>> START DATA PROVIDED

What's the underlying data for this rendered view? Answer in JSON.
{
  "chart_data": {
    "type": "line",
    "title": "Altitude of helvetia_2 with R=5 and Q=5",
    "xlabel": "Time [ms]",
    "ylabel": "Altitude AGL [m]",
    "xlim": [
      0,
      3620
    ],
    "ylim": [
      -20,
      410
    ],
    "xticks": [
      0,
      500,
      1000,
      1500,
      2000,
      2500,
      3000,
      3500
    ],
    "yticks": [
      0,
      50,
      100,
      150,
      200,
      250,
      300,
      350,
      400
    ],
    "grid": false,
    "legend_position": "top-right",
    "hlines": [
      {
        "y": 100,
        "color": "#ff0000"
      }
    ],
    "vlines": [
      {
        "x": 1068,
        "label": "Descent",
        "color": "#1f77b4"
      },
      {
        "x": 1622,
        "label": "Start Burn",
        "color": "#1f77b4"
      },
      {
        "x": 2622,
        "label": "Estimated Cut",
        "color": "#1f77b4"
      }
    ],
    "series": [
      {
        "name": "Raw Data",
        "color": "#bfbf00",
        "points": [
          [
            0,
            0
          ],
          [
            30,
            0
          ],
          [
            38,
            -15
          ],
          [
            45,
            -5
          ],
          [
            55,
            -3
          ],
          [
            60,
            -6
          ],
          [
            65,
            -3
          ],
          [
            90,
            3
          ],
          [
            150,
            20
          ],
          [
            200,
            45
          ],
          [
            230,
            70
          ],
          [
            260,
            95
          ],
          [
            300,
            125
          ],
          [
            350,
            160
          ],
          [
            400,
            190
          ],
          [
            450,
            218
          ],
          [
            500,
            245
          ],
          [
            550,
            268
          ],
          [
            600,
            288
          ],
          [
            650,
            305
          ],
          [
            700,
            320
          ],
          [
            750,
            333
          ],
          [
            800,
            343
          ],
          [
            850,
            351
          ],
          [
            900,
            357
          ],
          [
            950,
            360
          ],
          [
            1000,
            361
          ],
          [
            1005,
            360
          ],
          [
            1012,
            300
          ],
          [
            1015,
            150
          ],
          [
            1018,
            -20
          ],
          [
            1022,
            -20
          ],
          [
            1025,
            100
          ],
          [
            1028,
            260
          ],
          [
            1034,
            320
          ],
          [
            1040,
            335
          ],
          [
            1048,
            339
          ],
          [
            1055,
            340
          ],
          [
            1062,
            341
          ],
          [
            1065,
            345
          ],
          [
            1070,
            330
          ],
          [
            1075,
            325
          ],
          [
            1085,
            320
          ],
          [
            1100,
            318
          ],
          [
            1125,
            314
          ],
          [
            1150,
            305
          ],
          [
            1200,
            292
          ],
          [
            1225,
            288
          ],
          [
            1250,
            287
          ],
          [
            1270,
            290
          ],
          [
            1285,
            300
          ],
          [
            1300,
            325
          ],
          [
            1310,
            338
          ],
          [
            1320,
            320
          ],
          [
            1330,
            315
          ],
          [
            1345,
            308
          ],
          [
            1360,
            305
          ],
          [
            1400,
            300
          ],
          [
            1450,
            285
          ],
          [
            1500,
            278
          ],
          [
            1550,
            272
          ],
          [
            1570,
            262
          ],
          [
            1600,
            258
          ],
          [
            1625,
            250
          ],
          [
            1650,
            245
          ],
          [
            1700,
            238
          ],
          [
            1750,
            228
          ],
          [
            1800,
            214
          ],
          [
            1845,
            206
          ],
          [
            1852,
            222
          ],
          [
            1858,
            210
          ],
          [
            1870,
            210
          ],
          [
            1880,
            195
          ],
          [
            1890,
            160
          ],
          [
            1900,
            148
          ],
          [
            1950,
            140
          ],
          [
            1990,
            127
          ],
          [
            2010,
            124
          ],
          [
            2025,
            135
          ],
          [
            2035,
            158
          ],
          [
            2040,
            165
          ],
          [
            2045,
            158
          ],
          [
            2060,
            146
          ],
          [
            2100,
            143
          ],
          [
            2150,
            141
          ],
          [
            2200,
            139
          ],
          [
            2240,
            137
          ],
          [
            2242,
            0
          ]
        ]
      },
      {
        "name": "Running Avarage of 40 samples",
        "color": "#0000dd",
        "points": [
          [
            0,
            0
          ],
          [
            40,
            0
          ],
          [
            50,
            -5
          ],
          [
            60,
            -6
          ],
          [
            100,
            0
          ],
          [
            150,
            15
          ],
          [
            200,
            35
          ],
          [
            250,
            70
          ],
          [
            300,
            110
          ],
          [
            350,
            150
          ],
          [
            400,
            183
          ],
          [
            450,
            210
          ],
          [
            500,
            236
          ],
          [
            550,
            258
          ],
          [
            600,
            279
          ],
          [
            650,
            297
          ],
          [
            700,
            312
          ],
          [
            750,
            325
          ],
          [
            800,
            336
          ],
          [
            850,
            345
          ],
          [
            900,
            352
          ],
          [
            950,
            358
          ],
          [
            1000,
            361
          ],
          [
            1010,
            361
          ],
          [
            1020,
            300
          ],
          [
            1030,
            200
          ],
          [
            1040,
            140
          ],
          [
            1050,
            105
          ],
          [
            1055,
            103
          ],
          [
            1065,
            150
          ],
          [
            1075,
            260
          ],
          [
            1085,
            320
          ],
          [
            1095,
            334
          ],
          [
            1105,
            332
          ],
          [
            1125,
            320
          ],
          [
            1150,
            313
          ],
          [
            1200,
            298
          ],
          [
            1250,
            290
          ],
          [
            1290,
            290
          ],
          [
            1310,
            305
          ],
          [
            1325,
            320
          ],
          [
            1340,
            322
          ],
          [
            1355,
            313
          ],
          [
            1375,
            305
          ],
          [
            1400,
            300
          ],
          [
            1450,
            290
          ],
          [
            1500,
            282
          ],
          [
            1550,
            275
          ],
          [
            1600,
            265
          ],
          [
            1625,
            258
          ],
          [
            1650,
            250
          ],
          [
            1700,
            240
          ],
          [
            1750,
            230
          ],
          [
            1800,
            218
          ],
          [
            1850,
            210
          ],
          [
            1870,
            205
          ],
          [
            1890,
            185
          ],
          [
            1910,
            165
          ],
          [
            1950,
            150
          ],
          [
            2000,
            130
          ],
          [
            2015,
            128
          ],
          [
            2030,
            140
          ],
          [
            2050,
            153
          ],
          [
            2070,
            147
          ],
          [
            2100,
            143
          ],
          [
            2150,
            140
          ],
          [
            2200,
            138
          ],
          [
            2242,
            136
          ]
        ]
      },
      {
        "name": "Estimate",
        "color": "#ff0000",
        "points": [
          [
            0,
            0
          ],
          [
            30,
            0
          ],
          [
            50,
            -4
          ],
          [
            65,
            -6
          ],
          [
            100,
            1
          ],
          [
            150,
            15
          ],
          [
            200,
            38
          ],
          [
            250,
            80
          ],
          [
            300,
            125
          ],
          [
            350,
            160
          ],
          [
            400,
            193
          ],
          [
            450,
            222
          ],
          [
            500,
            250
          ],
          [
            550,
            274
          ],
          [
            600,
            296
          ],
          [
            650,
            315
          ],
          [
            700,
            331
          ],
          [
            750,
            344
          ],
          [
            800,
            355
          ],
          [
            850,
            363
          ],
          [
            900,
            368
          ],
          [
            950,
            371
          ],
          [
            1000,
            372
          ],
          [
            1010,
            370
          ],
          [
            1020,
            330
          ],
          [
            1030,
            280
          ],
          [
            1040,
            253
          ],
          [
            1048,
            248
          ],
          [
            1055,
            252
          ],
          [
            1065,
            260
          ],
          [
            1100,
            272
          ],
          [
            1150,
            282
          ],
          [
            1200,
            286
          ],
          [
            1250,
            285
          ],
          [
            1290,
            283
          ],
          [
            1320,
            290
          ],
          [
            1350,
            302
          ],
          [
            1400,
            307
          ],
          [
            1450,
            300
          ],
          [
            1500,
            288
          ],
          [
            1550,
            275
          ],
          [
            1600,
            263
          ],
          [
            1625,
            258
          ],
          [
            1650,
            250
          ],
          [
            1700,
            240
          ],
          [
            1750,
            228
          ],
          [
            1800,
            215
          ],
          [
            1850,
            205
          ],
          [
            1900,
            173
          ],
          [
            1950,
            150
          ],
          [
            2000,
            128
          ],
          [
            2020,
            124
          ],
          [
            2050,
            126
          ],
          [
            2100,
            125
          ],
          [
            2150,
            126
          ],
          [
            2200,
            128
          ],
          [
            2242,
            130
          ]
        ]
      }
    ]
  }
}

>> END DATA PROVIDED

WRITTEN REQUEST ▸
Only a number is wanted: how many lines of the material include the word "color".

WRITTEN RESPONSE ▸
7